- _Stated problem_
Select each line where the word "SEALED" appears.

--- BEGIN Raw data ---

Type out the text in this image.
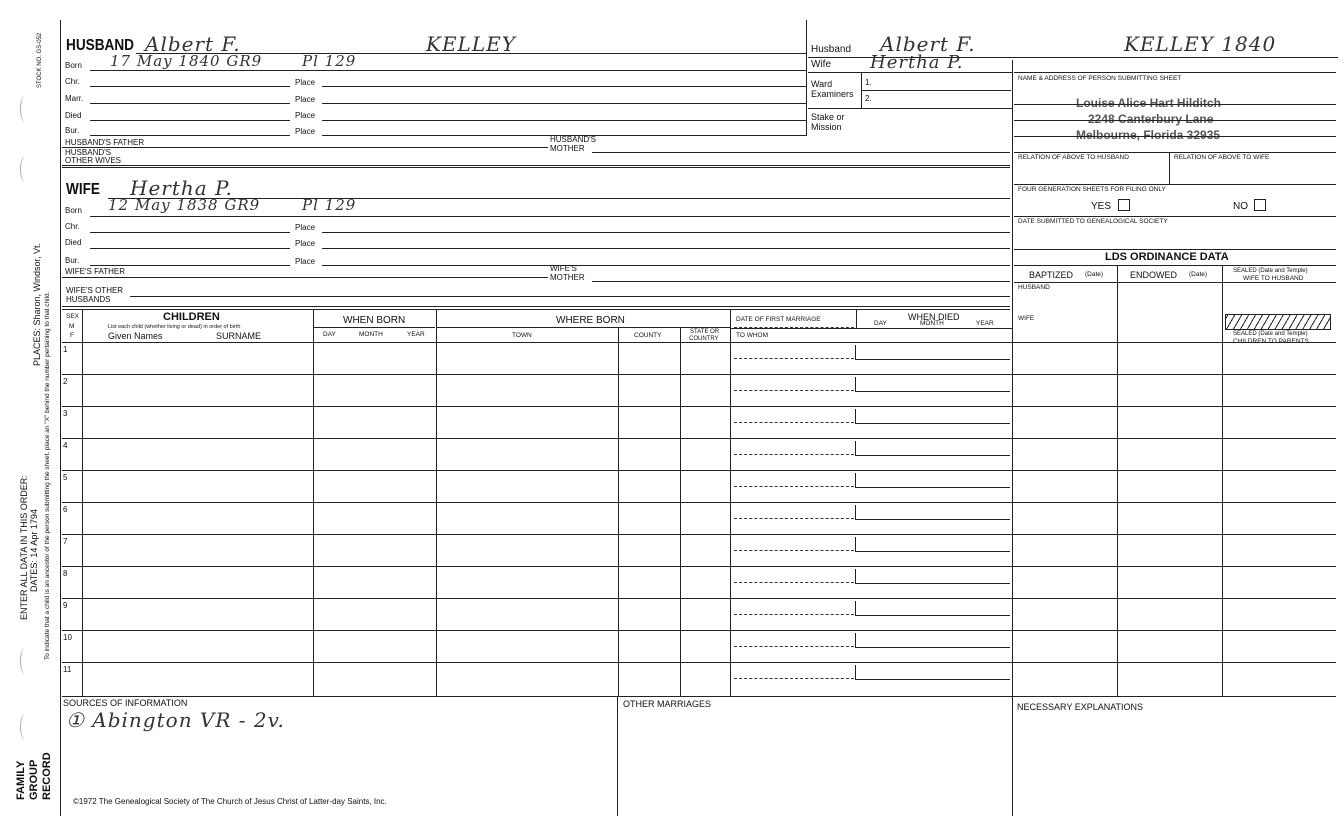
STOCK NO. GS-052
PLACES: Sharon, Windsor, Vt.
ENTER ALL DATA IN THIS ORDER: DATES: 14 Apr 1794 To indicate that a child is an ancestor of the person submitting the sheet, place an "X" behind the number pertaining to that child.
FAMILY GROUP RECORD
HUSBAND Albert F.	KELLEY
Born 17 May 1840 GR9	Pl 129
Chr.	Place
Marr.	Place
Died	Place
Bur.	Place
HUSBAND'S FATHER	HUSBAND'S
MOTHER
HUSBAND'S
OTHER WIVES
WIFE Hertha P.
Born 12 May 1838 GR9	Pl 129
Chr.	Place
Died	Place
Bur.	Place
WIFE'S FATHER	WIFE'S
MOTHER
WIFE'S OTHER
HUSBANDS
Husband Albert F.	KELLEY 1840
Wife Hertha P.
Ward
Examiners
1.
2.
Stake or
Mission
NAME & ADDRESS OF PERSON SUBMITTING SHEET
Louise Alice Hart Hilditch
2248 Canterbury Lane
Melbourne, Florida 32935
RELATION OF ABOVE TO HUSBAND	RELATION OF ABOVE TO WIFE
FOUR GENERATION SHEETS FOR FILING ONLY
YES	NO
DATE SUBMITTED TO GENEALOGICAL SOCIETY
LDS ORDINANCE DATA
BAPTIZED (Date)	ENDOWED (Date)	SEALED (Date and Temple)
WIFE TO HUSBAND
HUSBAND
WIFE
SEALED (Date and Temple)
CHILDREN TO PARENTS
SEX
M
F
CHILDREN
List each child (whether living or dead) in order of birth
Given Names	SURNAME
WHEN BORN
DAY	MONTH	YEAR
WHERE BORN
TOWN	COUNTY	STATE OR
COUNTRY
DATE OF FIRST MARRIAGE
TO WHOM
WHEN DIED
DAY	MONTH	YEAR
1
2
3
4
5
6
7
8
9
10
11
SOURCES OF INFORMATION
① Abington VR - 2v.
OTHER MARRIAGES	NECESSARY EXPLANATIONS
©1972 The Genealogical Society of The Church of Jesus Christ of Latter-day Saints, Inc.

--- END Raw data ---

- _Finished task_
BAPTIZED (Date)	ENDOWED (Date)	SEALED (Date and Temple)
SEALED (Date and Temple)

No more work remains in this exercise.